:: Provided material ::
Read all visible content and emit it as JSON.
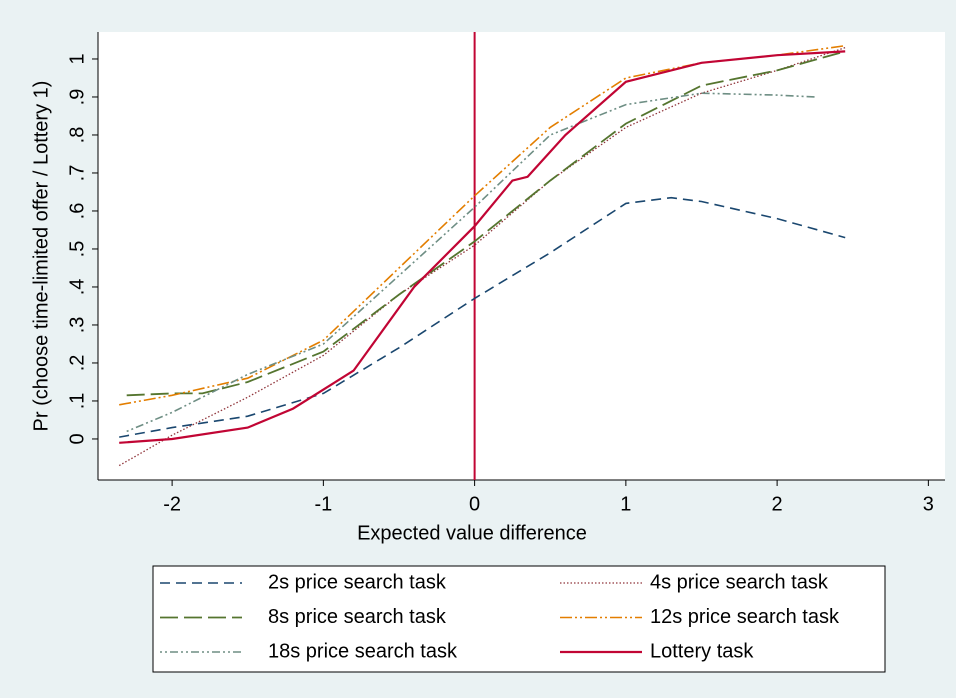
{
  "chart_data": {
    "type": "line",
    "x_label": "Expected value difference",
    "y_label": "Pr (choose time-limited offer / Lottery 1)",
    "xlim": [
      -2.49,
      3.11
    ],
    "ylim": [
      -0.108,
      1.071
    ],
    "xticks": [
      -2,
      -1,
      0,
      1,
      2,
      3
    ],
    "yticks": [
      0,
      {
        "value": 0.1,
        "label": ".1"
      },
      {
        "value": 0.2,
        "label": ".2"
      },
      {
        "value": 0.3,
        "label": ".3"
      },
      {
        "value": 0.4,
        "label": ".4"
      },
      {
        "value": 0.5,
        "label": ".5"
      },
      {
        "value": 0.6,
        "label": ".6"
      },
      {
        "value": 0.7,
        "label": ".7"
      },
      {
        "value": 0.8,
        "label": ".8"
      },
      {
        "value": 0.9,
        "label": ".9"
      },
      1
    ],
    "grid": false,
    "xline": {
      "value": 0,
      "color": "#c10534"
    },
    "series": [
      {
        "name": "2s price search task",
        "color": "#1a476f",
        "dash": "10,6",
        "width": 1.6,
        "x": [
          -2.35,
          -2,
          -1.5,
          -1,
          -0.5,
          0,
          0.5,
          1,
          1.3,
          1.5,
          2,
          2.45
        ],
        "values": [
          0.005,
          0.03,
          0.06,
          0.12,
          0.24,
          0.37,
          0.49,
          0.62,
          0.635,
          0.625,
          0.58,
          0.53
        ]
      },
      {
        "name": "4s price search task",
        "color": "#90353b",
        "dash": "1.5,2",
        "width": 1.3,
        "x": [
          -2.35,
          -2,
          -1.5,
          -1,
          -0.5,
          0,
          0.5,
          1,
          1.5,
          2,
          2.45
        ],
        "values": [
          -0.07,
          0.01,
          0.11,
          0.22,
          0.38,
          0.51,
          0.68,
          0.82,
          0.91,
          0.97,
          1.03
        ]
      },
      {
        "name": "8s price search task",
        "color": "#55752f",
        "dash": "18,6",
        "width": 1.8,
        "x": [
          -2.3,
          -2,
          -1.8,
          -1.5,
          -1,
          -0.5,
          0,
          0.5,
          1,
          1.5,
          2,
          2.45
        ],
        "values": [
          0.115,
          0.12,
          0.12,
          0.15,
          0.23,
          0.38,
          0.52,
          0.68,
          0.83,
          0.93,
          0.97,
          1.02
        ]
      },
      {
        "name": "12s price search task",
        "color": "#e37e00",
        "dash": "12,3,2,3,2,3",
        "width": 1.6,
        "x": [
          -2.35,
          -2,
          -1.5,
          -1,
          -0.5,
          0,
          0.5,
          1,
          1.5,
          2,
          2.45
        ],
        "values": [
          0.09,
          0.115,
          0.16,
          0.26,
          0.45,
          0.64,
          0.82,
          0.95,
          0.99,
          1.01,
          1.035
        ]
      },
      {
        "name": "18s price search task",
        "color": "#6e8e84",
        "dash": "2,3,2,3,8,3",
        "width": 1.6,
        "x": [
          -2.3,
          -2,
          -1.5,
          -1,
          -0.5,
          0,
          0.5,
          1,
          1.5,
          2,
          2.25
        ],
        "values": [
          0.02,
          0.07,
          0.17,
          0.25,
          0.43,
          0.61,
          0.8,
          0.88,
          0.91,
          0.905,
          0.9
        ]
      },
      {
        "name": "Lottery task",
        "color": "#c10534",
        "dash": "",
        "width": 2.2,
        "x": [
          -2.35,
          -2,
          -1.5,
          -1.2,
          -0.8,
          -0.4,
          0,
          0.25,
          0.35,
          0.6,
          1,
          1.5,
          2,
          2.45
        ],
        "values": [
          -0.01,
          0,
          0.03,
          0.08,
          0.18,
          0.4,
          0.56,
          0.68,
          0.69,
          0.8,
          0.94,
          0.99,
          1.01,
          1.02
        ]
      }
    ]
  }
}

* * *

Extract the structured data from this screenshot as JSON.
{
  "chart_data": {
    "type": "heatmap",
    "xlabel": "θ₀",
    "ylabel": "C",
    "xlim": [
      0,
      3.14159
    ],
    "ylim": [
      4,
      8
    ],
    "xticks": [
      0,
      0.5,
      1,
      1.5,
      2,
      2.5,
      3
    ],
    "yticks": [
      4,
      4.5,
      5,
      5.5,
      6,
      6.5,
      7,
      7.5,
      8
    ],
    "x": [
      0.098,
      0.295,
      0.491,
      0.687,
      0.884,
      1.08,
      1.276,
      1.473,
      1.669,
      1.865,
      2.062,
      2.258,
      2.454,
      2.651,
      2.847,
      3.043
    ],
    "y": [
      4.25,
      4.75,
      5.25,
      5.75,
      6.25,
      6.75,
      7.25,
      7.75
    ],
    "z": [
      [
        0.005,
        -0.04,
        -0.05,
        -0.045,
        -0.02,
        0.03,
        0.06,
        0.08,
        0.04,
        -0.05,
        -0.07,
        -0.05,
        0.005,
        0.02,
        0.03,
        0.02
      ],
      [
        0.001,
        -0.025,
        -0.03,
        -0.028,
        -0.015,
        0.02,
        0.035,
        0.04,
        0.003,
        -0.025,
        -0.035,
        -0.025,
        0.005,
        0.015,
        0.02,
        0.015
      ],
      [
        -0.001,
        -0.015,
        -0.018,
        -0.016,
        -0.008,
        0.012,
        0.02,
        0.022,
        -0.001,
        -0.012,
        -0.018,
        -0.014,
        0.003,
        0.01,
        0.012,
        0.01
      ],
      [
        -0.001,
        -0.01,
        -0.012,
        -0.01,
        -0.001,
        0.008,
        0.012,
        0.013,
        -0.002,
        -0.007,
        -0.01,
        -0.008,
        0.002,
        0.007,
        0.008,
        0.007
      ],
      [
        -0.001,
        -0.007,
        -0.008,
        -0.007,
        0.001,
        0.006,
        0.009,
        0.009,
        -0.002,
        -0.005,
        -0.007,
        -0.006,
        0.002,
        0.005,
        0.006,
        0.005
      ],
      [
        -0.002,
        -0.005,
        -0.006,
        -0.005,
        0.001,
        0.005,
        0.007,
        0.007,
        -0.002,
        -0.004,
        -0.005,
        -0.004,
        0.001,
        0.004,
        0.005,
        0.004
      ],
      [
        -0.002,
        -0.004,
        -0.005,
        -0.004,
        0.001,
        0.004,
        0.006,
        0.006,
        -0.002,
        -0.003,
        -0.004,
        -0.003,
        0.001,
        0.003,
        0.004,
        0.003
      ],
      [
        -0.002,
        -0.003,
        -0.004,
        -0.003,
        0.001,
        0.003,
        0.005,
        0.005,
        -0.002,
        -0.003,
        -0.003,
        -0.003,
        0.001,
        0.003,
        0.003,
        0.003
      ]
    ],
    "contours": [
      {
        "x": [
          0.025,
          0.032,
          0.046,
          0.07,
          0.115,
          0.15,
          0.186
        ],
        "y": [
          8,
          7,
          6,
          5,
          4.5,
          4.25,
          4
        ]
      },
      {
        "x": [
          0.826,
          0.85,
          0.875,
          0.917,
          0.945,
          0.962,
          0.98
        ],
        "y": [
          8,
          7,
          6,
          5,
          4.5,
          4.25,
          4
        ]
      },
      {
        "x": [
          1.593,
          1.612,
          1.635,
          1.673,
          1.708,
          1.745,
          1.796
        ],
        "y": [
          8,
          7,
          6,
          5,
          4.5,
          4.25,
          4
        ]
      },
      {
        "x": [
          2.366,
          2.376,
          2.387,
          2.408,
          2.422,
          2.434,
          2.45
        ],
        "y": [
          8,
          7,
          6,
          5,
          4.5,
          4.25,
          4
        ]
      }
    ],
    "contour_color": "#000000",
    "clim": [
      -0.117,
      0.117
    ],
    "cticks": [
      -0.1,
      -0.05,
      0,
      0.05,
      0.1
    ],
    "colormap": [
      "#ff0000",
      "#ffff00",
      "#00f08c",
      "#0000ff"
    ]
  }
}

* * *

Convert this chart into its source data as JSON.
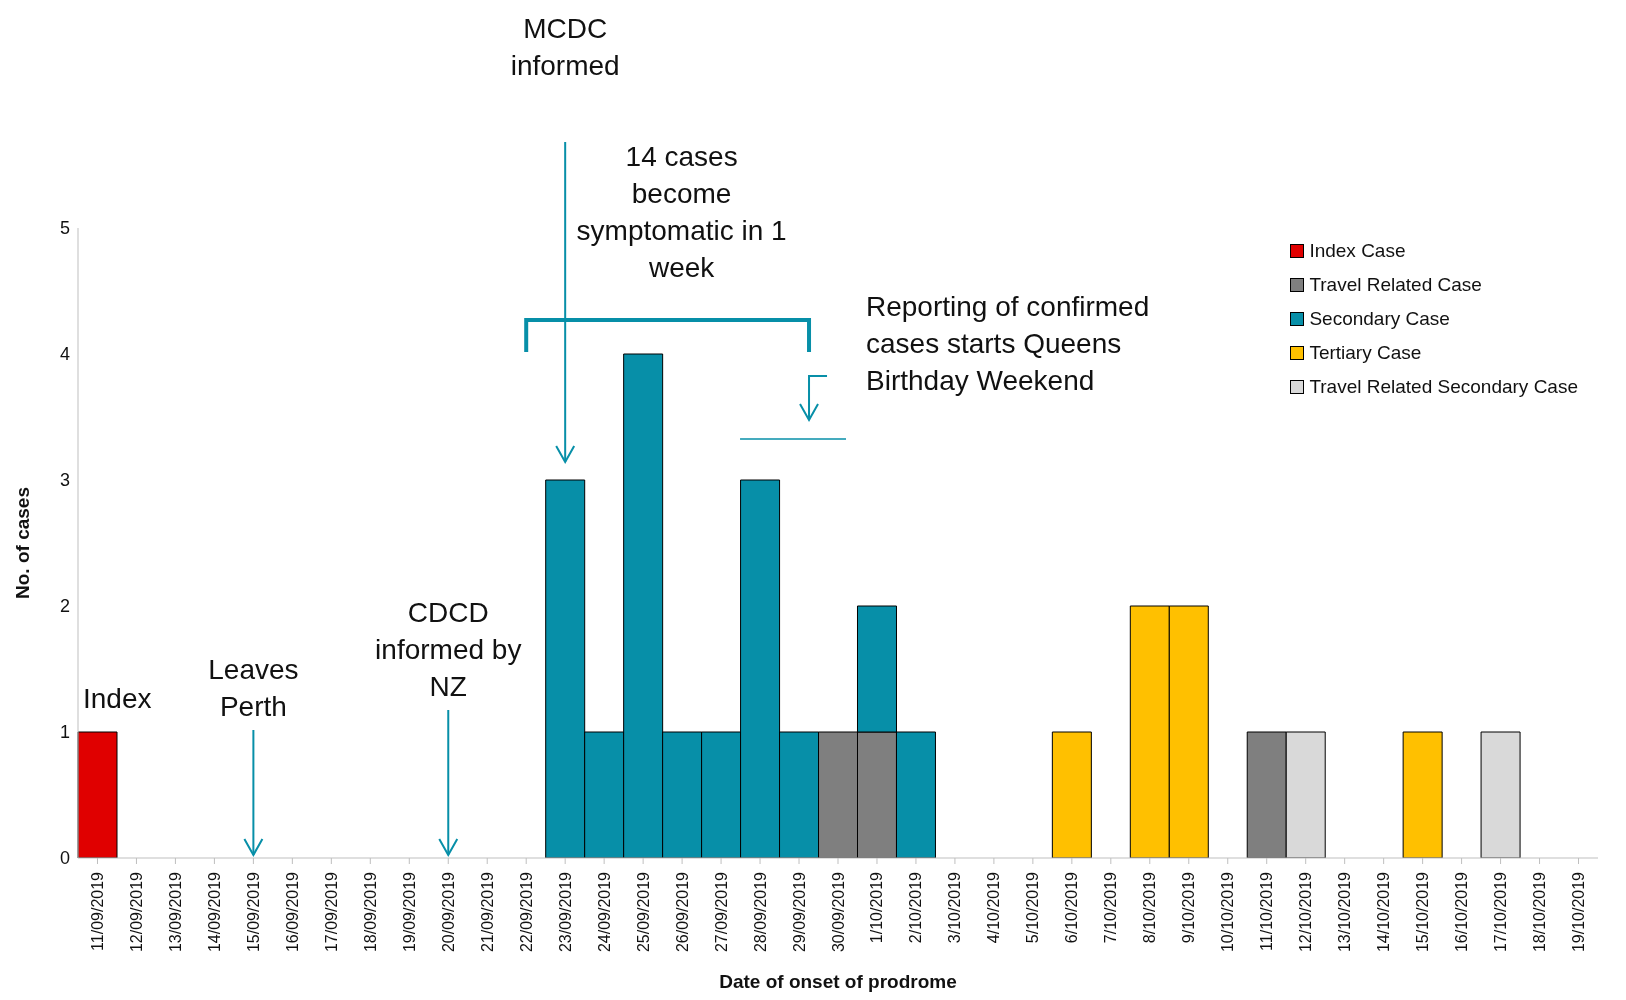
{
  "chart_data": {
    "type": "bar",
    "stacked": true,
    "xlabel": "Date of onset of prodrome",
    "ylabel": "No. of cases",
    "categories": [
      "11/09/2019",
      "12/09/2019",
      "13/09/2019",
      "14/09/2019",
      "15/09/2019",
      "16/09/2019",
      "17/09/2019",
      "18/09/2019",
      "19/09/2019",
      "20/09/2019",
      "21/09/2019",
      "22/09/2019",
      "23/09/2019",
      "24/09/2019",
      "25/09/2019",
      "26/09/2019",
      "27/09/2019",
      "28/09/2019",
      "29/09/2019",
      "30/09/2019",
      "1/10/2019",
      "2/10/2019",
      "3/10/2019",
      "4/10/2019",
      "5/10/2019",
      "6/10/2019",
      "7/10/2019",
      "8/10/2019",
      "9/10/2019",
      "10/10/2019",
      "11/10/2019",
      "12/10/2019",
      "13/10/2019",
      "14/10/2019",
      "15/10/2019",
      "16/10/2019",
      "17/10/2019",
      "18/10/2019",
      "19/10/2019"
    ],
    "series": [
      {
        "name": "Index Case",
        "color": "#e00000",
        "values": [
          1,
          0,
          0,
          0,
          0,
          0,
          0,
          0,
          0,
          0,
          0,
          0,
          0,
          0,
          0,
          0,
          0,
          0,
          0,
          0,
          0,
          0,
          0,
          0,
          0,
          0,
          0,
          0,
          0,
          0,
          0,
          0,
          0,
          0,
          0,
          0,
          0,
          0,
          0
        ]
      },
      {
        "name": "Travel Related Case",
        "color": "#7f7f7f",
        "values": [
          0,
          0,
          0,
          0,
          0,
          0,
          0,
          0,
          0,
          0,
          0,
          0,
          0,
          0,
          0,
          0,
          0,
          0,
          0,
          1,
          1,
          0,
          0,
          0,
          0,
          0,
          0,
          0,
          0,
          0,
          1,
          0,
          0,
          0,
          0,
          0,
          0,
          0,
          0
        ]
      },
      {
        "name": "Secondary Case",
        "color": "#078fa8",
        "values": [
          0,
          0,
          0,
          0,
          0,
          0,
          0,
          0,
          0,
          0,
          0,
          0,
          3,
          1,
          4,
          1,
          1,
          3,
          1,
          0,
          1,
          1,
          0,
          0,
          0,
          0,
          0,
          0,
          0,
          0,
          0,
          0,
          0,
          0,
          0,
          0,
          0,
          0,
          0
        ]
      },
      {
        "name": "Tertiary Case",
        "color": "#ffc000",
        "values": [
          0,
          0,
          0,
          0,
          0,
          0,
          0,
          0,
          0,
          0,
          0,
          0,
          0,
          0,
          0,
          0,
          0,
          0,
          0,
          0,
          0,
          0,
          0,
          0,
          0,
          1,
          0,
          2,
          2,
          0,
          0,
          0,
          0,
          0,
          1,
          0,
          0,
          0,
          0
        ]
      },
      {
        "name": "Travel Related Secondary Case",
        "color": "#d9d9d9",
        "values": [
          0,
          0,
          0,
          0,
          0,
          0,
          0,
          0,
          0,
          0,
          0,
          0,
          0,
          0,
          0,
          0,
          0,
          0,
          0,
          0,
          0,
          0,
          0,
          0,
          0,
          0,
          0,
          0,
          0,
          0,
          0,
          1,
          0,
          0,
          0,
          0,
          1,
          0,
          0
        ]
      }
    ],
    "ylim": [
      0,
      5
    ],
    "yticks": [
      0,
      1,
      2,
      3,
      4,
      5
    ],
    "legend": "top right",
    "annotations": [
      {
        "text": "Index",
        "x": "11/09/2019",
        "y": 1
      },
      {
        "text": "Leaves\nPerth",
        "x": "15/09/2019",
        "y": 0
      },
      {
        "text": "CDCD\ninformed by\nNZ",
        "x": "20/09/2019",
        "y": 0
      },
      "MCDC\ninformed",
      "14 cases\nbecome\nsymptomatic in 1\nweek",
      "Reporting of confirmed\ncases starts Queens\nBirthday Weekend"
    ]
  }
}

:: Objective ::
From the entries above, extract each line containing "JSON".

:: Solution for this task ::
Read all visible content and emit it as JSON.
Extract the structured data from this screenshot as JSON.
Convert this chart into its source data as JSON.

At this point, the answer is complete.